→ Task requirements:
Your task is to copy each line that has the word "structured".

→ Data:
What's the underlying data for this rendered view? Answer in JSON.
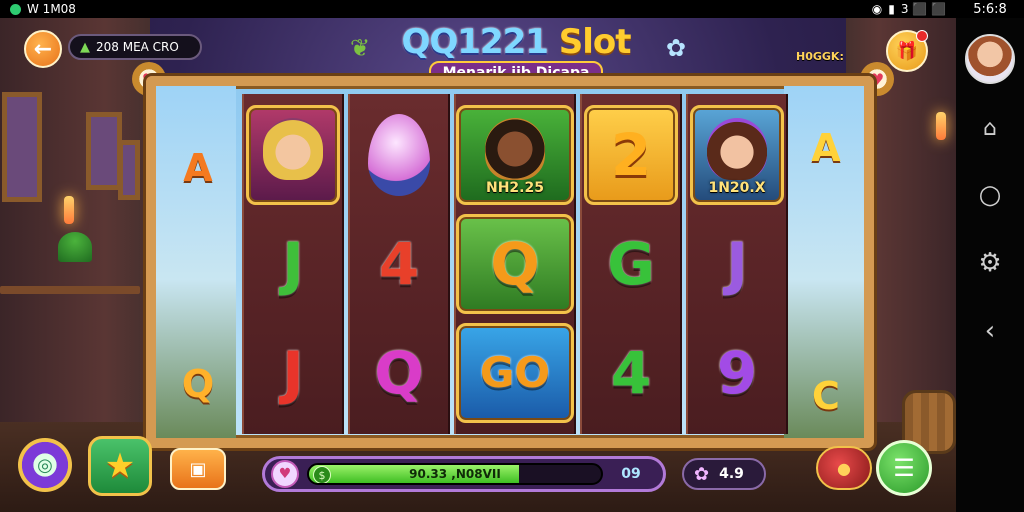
{
  "status_bar": {
    "left_text": "W 1M08",
    "right_text": "3 ⬛ ⬛",
    "clock": "5:6:8"
  },
  "header": {
    "balance": "208 MEA CRO",
    "logo_title_part1": "QQ1221",
    "logo_title_part2": "Slot",
    "logo_subtitle": "Menarik jib Dicapa",
    "promo_text": "H0GGK:"
  },
  "reels": [
    [
      {
        "type": "portrait",
        "name": "golden-queen",
        "caption": ""
      },
      {
        "type": "letter",
        "value": "J",
        "color": "#3fbf3a"
      },
      {
        "type": "letter",
        "value": "J",
        "color": "#e8342a"
      }
    ],
    [
      {
        "type": "gem",
        "name": "pink-gem",
        "caption": ""
      },
      {
        "type": "letter",
        "value": "4",
        "color": "#e8402a"
      },
      {
        "type": "letter",
        "value": "Q",
        "color": "#d93cc8"
      }
    ],
    [
      {
        "type": "portrait",
        "name": "warrior",
        "caption": "NH2.25"
      },
      {
        "type": "letter",
        "value": "Q",
        "color": "#f59a1a"
      },
      {
        "type": "letter",
        "value": "GO",
        "color": "#f59a1a"
      }
    ],
    [
      {
        "type": "letter",
        "value": "2",
        "color": "#ffb020"
      },
      {
        "type": "letter",
        "value": "G",
        "color": "#38c23a"
      },
      {
        "type": "letter",
        "value": "4",
        "color": "#38c23a"
      }
    ],
    [
      {
        "type": "portrait",
        "name": "princess",
        "caption": "1N20.X"
      },
      {
        "type": "letter",
        "value": "J",
        "color": "#9b5be0"
      },
      {
        "type": "letter",
        "value": "9",
        "color": "#a24be6"
      }
    ]
  ],
  "side_symbols": {
    "left_top": "A",
    "left_bottom": "Q",
    "right_top": "A",
    "right_bottom": "C"
  },
  "bottom_bar": {
    "progress_text": "90.33 ,N08VII",
    "progress_fraction": 0.72,
    "bet_value": "09",
    "win_value": "4.9"
  },
  "icons": {
    "back": "arrow-left-icon",
    "gift": "gift-icon",
    "menu": "menu-icon",
    "star": "star-icon",
    "search": "magnifier-icon"
  },
  "colors": {
    "frame": "#d49a52",
    "reel_bg": "#5a2326",
    "progress_fill": "#5fd63a",
    "accent": "#ffcc2e"
  }
}
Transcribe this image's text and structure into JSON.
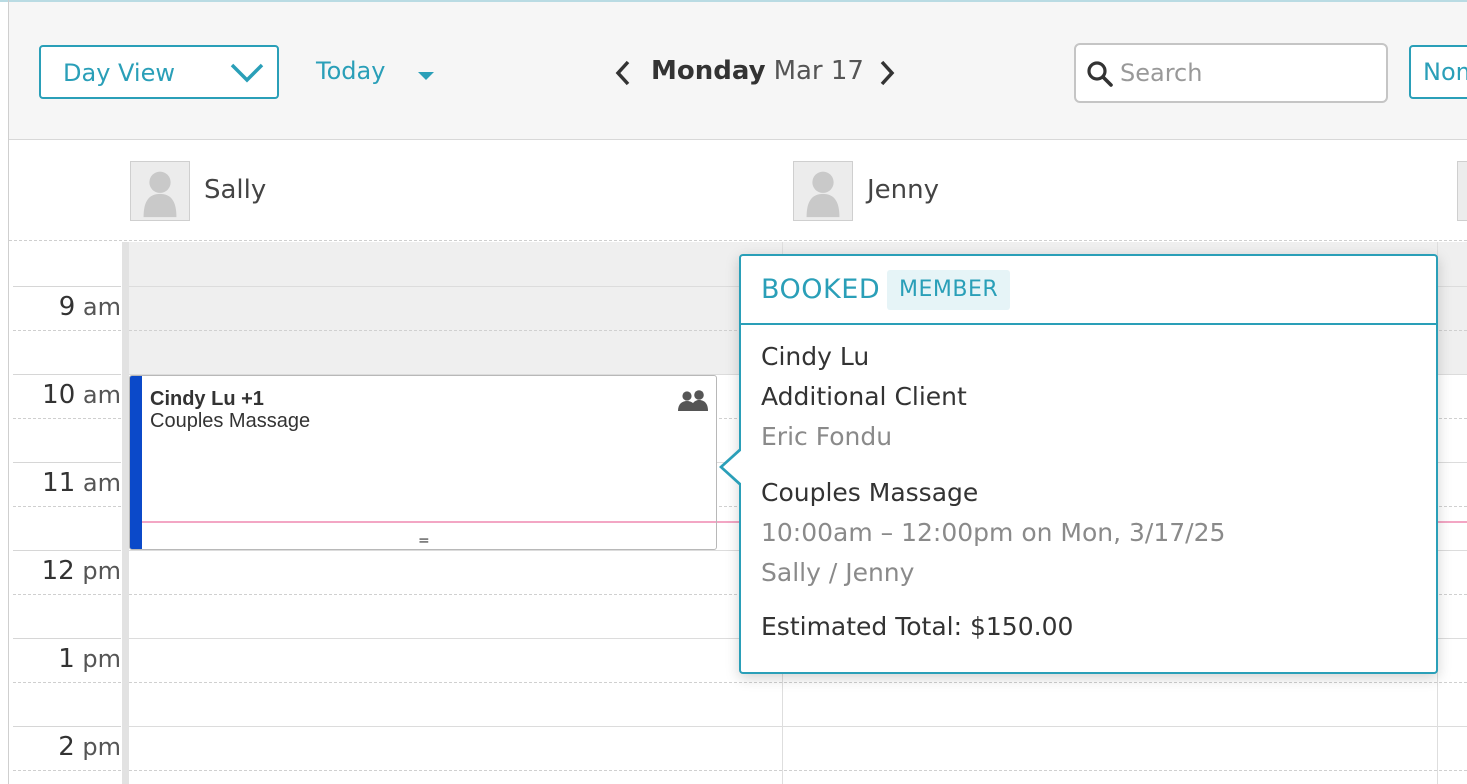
{
  "toolbar": {
    "view_select": {
      "label": "Day View",
      "icon": "chevron-down-icon"
    },
    "today_label": "Today",
    "date": {
      "day_of_week": "Monday",
      "month_day": "Mar 17"
    },
    "search": {
      "placeholder": "Search",
      "value": ""
    },
    "right_button_label": "Nom"
  },
  "staff": [
    {
      "name": "Sally"
    },
    {
      "name": "Jenny"
    }
  ],
  "time_labels": [
    {
      "hour": "9",
      "suffix": "am"
    },
    {
      "hour": "10",
      "suffix": "am"
    },
    {
      "hour": "11",
      "suffix": "am"
    },
    {
      "hour": "12",
      "suffix": "pm"
    },
    {
      "hour": "1",
      "suffix": "pm"
    },
    {
      "hour": "2",
      "suffix": "pm"
    }
  ],
  "appointment": {
    "client": "Cindy Lu +1",
    "service": "Couples Massage",
    "handle": "=",
    "accent_color": "#0b49c9"
  },
  "popover": {
    "status": "BOOKED",
    "badge": "MEMBER",
    "client_name": "Cindy Lu",
    "additional_label": "Additional Client",
    "additional_name": "Eric Fondu",
    "service": "Couples Massage",
    "time": "10:00am – 12:00pm on Mon, 3/17/25",
    "staff": "Sally / Jenny",
    "total": "Estimated Total: $150.00"
  },
  "colors": {
    "accent": "#2a9fb8",
    "appointment_bar": "#0b49c9",
    "current_time_line": "#f3a6c4"
  }
}
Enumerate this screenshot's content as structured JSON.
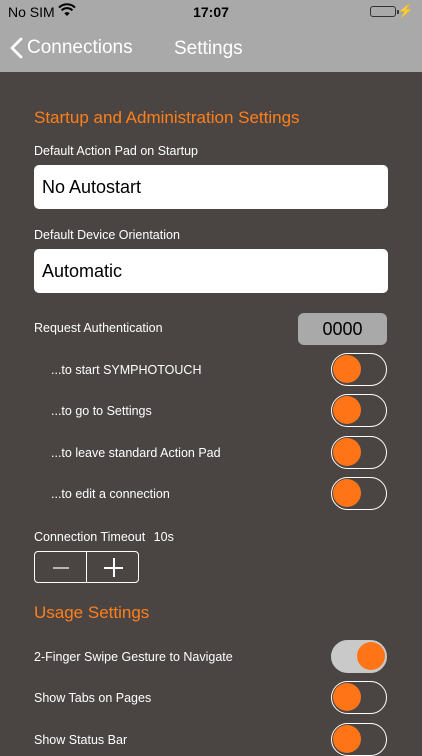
{
  "status_bar": {
    "carrier": "No SIM",
    "time": "17:07",
    "wifi_icon": "wifi-icon",
    "battery_icon": "battery-icon",
    "charging_icon": "bolt-icon"
  },
  "nav": {
    "back_label": "Connections",
    "title": "Settings"
  },
  "colors": {
    "accent": "#ff7416",
    "background": "#4a4543",
    "bar": "#a9a9a9"
  },
  "startup": {
    "title": "Startup and Administration Settings",
    "default_action_pad_label": "Default Action Pad on Startup",
    "default_action_pad_value": "No Autostart",
    "default_orientation_label": "Default Device Orientation",
    "default_orientation_value": "Automatic",
    "request_auth_label": "Request Authentication",
    "pin_value": "0000",
    "auth_options": [
      {
        "label": "...to start SYMPHOTOUCH",
        "on": false
      },
      {
        "label": "...to go to Settings",
        "on": false
      },
      {
        "label": "...to leave standard Action Pad",
        "on": false
      },
      {
        "label": "...to edit a connection",
        "on": false
      }
    ],
    "timeout_label": "Connection Timeout",
    "timeout_value": "10s"
  },
  "usage": {
    "title": "Usage Settings",
    "options": [
      {
        "label": "2-Finger Swipe Gesture to Navigate",
        "on": true
      },
      {
        "label": "Show Tabs on Pages",
        "on": false
      },
      {
        "label": "Show Status Bar",
        "on": false
      }
    ]
  }
}
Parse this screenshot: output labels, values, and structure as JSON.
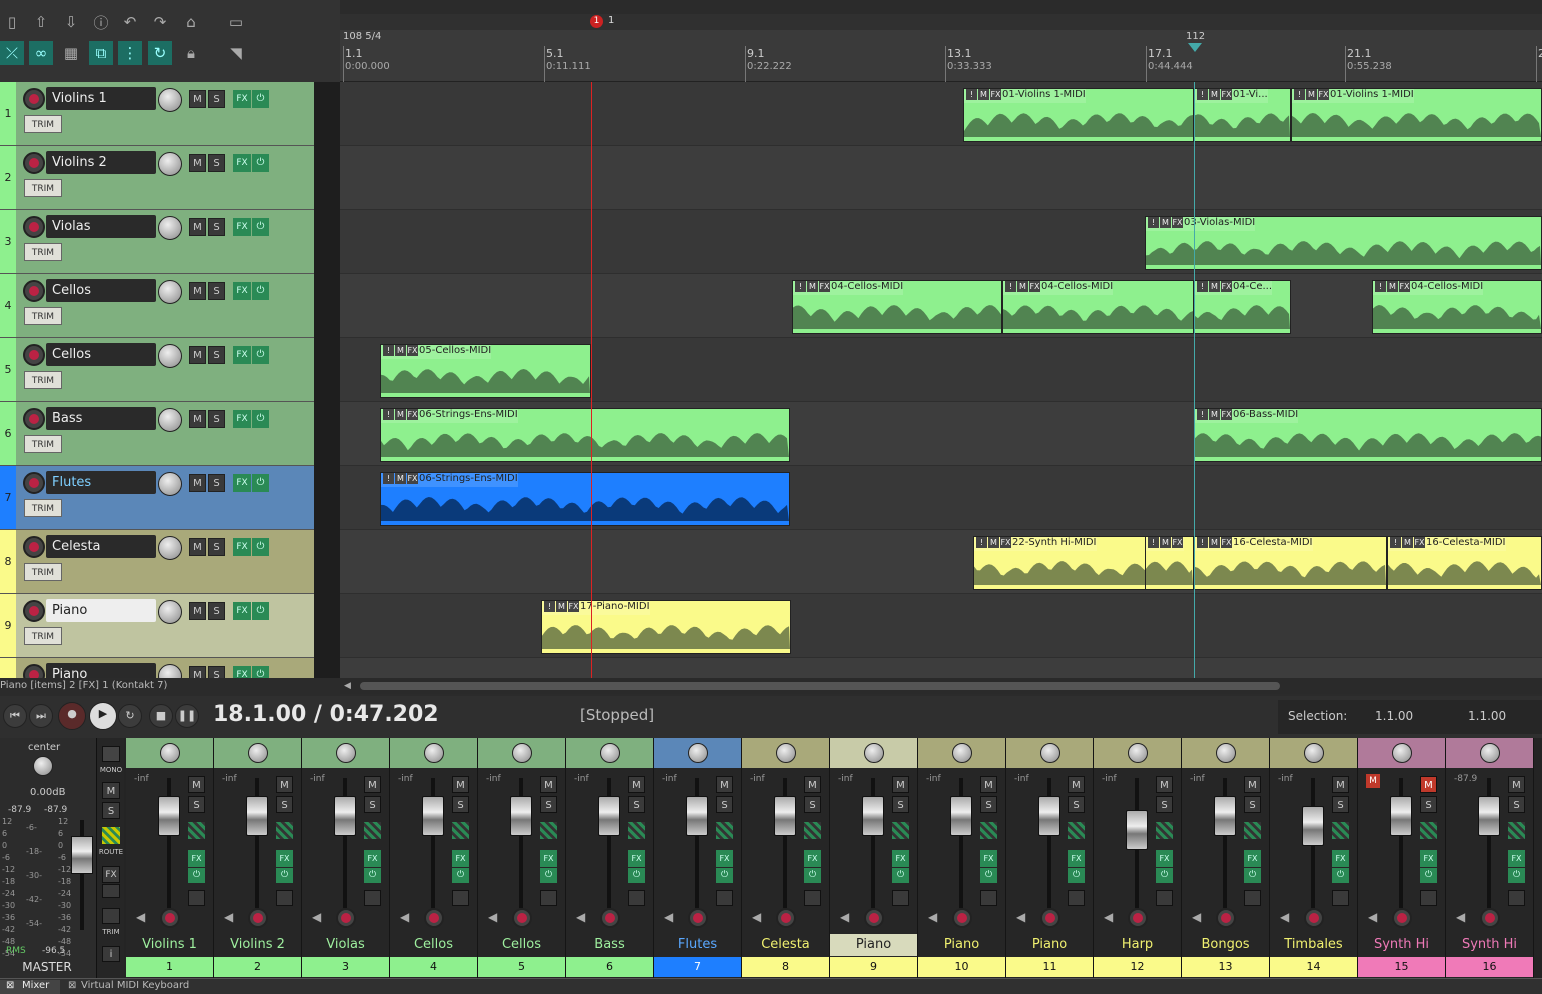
{
  "status_line": "Piano [items] 2 [FX] 1 (Kontakt 7)",
  "ruler": {
    "marker_num": "1",
    "marker_label": "1",
    "tempo": "108 5/4",
    "tempo_end": "112",
    "bars": [
      {
        "label": "1.1",
        "time": "0:00.000"
      },
      {
        "label": "5.1",
        "time": "0:11.111"
      },
      {
        "label": "9.1",
        "time": "0:22.222"
      },
      {
        "label": "13.1",
        "time": "0:33.333"
      },
      {
        "label": "17.1",
        "time": "0:44.444"
      },
      {
        "label": "21.1",
        "time": "0:55.238"
      },
      {
        "label": "2",
        "time": ""
      }
    ]
  },
  "tracks": [
    {
      "num": "1",
      "name": "Violins 1",
      "color": "#7fb07f",
      "trim": "TRIM"
    },
    {
      "num": "2",
      "name": "Violins 2",
      "color": "#7fb07f",
      "trim": "TRIM"
    },
    {
      "num": "3",
      "name": "Violas",
      "color": "#7fb07f",
      "trim": "TRIM"
    },
    {
      "num": "4",
      "name": "Cellos",
      "color": "#7fb07f",
      "trim": "TRIM"
    },
    {
      "num": "5",
      "name": "Cellos",
      "color": "#7fb07f",
      "trim": "TRIM"
    },
    {
      "num": "6",
      "name": "Bass",
      "color": "#7fb07f",
      "trim": "TRIM"
    },
    {
      "num": "7",
      "name": "Flutes",
      "color": "#5b87b8",
      "trim": "TRIM"
    },
    {
      "num": "8",
      "name": "Celesta",
      "color": "#a9a97a",
      "trim": "TRIM"
    },
    {
      "num": "9",
      "name": "Piano",
      "color": "#bfc4a0",
      "trim": "TRIM"
    },
    {
      "num": "10",
      "name": "Piano",
      "color": "#a9a97a",
      "trim": "TRIM"
    }
  ],
  "items": [
    {
      "lane": 0,
      "start": 623,
      "end": 854,
      "label": "01-Violins 1-MIDI",
      "color": "#8ef08e"
    },
    {
      "lane": 0,
      "start": 854,
      "end": 951,
      "label": "01-Vi...",
      "color": "#8ef08e"
    },
    {
      "lane": 0,
      "start": 951,
      "end": 1202,
      "label": "01-Violins 1-MIDI",
      "color": "#8ef08e"
    },
    {
      "lane": 2,
      "start": 805,
      "end": 1202,
      "label": "03-Violas-MIDI",
      "color": "#8ef08e"
    },
    {
      "lane": 3,
      "start": 452,
      "end": 662,
      "label": "04-Cellos-MIDI",
      "color": "#8ef08e"
    },
    {
      "lane": 3,
      "start": 662,
      "end": 854,
      "label": "04-Cellos-MIDI",
      "color": "#8ef08e"
    },
    {
      "lane": 3,
      "start": 854,
      "end": 951,
      "label": "04-Ce...",
      "color": "#8ef08e"
    },
    {
      "lane": 3,
      "start": 1032,
      "end": 1202,
      "label": "04-Cellos-MIDI",
      "color": "#8ef08e"
    },
    {
      "lane": 4,
      "start": 40,
      "end": 251,
      "label": "05-Cellos-MIDI",
      "color": "#8ef08e"
    },
    {
      "lane": 5,
      "start": 40,
      "end": 450,
      "label": "06-Strings-Ens-MIDI",
      "color": "#8ef08e"
    },
    {
      "lane": 5,
      "start": 854,
      "end": 1202,
      "label": "06-Bass-MIDI",
      "color": "#8ef08e"
    },
    {
      "lane": 6,
      "start": 40,
      "end": 450,
      "label": "06-Strings-Ens-MIDI",
      "color": "#1e7fff"
    },
    {
      "lane": 7,
      "start": 633,
      "end": 854,
      "label": "22-Synth Hi-MIDI",
      "color": "#fafa8a"
    },
    {
      "lane": 7,
      "start": 805,
      "end": 854,
      "label": "",
      "color": "#fafa8a"
    },
    {
      "lane": 7,
      "start": 854,
      "end": 1047,
      "label": "16-Celesta-MIDI",
      "color": "#fafa8a"
    },
    {
      "lane": 7,
      "start": 1047,
      "end": 1202,
      "label": "16-Celesta-MIDI",
      "color": "#fafa8a"
    },
    {
      "lane": 8,
      "start": 201,
      "end": 451,
      "label": "17-Piano-MIDI",
      "color": "#fafa8a"
    }
  ],
  "transport": {
    "time": "18.1.00 / 0:47.202",
    "state": "[Stopped]",
    "selection_label": "Selection:",
    "sel_start": "1.1.00",
    "sel_end": "1.1.00"
  },
  "master": {
    "pan": "center",
    "db": "0.00dB",
    "peak_l": "-87.9",
    "peak_r": "-87.9",
    "rms_label": "RMS",
    "rms_value": "-96.5",
    "name": "MASTER",
    "mono": "MONO",
    "route": "ROUTE",
    "fx": "FX",
    "trim": "TRIM",
    "scale": [
      "12",
      "6",
      "0",
      "-6",
      "-12",
      "-18",
      "-24",
      "-30",
      "-36",
      "-42",
      "-48",
      "-54"
    ],
    "scale_mid": [
      "-6-",
      "-18-",
      "-30-",
      "-42-",
      "-54-"
    ]
  },
  "strips": [
    {
      "name": "Violins 1",
      "num": "1",
      "color": "#7fb07f",
      "numcolor": "#8ef08e",
      "inf": "-inf",
      "mute": false
    },
    {
      "name": "Violins 2",
      "num": "2",
      "color": "#7fb07f",
      "numcolor": "#8ef08e",
      "inf": "-inf",
      "mute": false
    },
    {
      "name": "Violas",
      "num": "3",
      "color": "#7fb07f",
      "numcolor": "#8ef08e",
      "inf": "-inf",
      "mute": false
    },
    {
      "name": "Cellos",
      "num": "4",
      "color": "#7fb07f",
      "numcolor": "#8ef08e",
      "inf": "-inf",
      "mute": false
    },
    {
      "name": "Cellos",
      "num": "5",
      "color": "#7fb07f",
      "numcolor": "#8ef08e",
      "inf": "-inf",
      "mute": false
    },
    {
      "name": "Bass",
      "num": "6",
      "color": "#7fb07f",
      "numcolor": "#8ef08e",
      "inf": "-inf",
      "mute": false
    },
    {
      "name": "Flutes",
      "num": "7",
      "color": "#5b87b8",
      "numcolor": "#1e7fff",
      "inf": "-inf",
      "mute": false
    },
    {
      "name": "Celesta",
      "num": "8",
      "color": "#a9a97a",
      "numcolor": "#fafa8a",
      "inf": "-inf",
      "mute": false
    },
    {
      "name": "Piano",
      "num": "9",
      "color": "#c8cba8",
      "numcolor": "#fafa8a",
      "inf": "-inf",
      "mute": false
    },
    {
      "name": "Piano",
      "num": "10",
      "color": "#a9a97a",
      "numcolor": "#fafa8a",
      "inf": "-inf",
      "mute": false
    },
    {
      "name": "Piano",
      "num": "11",
      "color": "#a9a97a",
      "numcolor": "#fafa8a",
      "inf": "-inf",
      "mute": false
    },
    {
      "name": "Harp",
      "num": "12",
      "color": "#a9a97a",
      "numcolor": "#fafa8a",
      "inf": "-inf",
      "mute": false
    },
    {
      "name": "Bongos",
      "num": "13",
      "color": "#a9a97a",
      "numcolor": "#fafa8a",
      "inf": "-inf",
      "mute": false
    },
    {
      "name": "Timbales",
      "num": "14",
      "color": "#a9a97a",
      "numcolor": "#fafa8a",
      "inf": "-inf",
      "mute": false
    },
    {
      "name": "Synth Hi",
      "num": "15",
      "color": "#b07a9a",
      "numcolor": "#f07ab8",
      "inf": "",
      "mute": true
    },
    {
      "name": "Synth Hi",
      "num": "16",
      "color": "#b07a9a",
      "numcolor": "#f07ab8",
      "inf": "-87.9",
      "mute": false
    }
  ],
  "labels": {
    "m": "M",
    "s": "S",
    "fx": "FX"
  },
  "bottom": {
    "mixer_tab": "Mixer",
    "vmk_tab": "Virtual MIDI Keyboard"
  }
}
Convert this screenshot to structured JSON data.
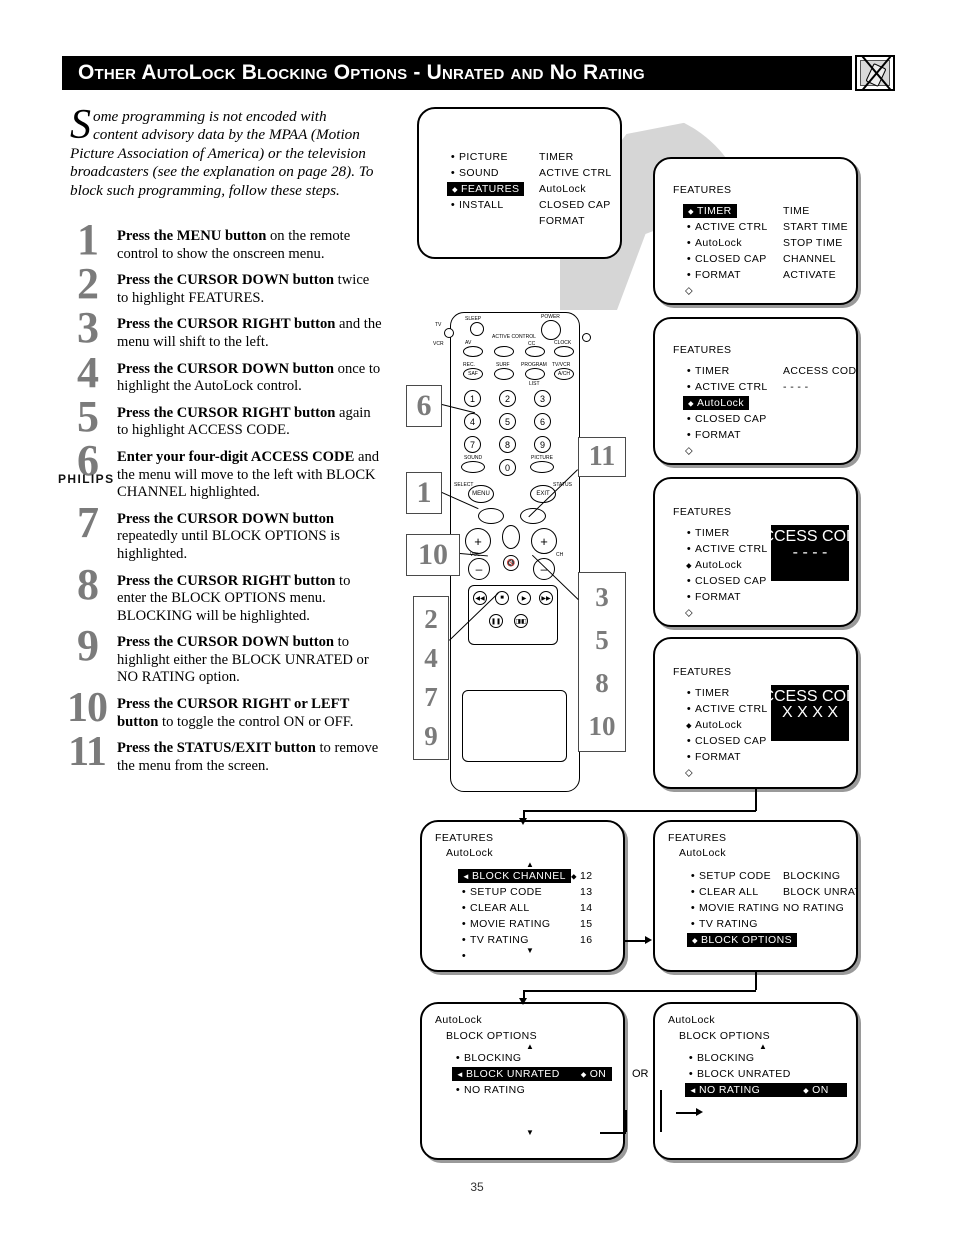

→ Expected answer:
Enumerate this screenshot's content as structured JSON.
Convert this screenshot to structured JSON data.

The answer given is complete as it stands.